(Stored data)
________________________

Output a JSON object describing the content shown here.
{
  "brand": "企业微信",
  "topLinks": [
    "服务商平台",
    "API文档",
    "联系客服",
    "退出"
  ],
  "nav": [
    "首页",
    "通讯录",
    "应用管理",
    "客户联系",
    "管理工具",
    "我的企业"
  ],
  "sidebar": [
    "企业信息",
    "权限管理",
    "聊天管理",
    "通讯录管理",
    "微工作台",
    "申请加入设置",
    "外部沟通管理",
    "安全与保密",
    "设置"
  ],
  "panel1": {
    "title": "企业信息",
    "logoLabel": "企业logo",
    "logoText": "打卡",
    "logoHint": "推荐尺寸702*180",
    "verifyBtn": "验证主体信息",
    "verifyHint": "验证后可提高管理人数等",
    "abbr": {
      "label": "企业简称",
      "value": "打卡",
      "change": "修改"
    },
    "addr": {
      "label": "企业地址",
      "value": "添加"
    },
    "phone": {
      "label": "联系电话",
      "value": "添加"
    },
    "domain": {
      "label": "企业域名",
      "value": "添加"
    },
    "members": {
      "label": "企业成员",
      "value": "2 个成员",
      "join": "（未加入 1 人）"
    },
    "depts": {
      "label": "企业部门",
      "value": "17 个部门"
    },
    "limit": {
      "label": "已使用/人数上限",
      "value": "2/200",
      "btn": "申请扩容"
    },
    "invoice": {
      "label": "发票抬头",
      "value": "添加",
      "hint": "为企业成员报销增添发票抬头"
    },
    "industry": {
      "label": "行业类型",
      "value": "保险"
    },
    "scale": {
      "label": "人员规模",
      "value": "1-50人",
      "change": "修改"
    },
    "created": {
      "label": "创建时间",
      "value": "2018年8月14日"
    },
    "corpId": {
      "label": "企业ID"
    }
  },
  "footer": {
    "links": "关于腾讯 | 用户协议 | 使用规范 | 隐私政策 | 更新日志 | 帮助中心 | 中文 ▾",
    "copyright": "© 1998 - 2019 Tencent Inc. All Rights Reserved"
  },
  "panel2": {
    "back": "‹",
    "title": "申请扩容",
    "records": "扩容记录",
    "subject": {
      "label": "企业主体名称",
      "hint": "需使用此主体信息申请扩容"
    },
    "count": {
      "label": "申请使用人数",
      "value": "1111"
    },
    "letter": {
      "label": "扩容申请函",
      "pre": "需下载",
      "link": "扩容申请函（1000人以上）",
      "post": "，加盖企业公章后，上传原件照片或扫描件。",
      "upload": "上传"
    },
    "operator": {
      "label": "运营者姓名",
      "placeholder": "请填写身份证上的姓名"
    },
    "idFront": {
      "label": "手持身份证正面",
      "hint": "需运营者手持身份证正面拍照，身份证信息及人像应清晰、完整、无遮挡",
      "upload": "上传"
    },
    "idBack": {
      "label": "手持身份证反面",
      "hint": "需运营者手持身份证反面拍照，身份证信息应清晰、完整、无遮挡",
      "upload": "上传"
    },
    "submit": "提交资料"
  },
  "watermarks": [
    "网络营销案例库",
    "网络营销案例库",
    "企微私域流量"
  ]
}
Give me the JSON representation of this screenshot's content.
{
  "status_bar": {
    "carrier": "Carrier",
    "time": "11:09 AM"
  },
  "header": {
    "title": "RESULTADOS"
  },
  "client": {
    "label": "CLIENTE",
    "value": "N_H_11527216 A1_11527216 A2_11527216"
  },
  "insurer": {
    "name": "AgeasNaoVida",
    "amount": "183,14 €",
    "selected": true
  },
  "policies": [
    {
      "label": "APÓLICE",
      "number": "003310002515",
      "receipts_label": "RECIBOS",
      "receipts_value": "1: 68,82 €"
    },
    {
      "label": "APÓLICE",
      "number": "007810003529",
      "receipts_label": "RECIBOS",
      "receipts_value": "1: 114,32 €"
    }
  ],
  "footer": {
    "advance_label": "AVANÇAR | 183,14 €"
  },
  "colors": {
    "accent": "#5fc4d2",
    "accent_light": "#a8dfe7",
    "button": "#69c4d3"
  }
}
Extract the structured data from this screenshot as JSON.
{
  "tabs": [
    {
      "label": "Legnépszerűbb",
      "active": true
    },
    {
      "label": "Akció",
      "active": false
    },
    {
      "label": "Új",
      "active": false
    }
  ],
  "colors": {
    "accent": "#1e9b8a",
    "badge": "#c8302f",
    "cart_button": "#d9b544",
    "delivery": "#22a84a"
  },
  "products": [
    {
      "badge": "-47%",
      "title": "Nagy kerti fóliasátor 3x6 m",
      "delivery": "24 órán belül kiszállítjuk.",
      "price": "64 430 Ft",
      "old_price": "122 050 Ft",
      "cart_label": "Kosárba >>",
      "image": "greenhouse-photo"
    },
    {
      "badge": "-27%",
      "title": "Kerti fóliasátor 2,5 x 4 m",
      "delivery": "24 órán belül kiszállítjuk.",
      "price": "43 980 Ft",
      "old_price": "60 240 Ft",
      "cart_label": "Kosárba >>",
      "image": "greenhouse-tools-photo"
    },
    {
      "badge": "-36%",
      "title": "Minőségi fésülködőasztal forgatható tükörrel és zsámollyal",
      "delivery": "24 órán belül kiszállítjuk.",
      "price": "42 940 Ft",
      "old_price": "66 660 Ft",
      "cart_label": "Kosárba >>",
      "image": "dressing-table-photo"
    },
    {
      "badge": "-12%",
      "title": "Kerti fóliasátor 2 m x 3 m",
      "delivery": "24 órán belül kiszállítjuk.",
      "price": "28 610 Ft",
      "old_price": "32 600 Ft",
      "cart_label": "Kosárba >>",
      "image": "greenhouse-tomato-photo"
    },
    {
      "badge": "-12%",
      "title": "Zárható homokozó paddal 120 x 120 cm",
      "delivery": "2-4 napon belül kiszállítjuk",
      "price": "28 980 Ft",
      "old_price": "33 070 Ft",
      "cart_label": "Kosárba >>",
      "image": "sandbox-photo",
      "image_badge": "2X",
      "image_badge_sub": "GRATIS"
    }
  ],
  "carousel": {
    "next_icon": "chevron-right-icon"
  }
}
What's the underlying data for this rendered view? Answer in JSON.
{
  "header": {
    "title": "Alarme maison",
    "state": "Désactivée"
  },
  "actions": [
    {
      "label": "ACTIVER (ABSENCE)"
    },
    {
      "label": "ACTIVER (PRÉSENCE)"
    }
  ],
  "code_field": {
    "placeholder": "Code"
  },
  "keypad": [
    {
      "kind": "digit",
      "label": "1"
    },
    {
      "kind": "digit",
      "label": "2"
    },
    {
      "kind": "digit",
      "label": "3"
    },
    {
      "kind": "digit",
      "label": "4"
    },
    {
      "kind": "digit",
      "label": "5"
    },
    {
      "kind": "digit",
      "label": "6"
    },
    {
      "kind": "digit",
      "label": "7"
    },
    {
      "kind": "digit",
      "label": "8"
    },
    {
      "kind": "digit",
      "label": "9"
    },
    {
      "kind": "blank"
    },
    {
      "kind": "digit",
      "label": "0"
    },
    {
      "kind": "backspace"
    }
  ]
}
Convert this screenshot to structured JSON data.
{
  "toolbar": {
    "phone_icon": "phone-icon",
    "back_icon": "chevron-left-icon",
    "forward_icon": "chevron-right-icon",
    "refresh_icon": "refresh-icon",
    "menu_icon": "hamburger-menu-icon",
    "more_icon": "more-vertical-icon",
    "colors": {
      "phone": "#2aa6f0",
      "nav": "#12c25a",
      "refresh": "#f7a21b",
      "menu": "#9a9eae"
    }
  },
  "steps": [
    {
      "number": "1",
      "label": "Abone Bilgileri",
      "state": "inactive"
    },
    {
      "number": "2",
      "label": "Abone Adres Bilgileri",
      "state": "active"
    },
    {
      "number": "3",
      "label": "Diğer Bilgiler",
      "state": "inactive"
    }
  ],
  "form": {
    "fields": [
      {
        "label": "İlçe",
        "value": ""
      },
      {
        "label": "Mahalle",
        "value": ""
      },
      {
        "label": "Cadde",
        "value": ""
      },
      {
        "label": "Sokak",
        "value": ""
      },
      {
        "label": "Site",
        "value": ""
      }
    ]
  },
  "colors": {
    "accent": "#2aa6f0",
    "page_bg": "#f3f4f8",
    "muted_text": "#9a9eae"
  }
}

________________________

What you need to do:
Lines of the material that contain the word "number" are to be gathered.

Solution for this problem:
      "number": "003310002515",
      "number": "007810003529",
      "number": "1",
      "number": "2",
      "number": "3",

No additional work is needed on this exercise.